* **What you should do**
Draw out every line with the word "file" from the listing below.

* **Records**
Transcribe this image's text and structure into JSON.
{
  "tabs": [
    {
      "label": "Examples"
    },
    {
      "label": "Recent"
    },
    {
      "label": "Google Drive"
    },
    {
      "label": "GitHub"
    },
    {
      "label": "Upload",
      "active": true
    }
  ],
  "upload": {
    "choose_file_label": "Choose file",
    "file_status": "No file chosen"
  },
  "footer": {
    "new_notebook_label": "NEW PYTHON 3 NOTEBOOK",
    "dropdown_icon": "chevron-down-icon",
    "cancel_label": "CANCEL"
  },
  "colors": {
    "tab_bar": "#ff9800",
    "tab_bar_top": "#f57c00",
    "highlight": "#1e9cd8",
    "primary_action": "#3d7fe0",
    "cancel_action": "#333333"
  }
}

* **Solution for this exercise**
    "choose_file_label": "Choose file",
    "file_status": "No file chosen"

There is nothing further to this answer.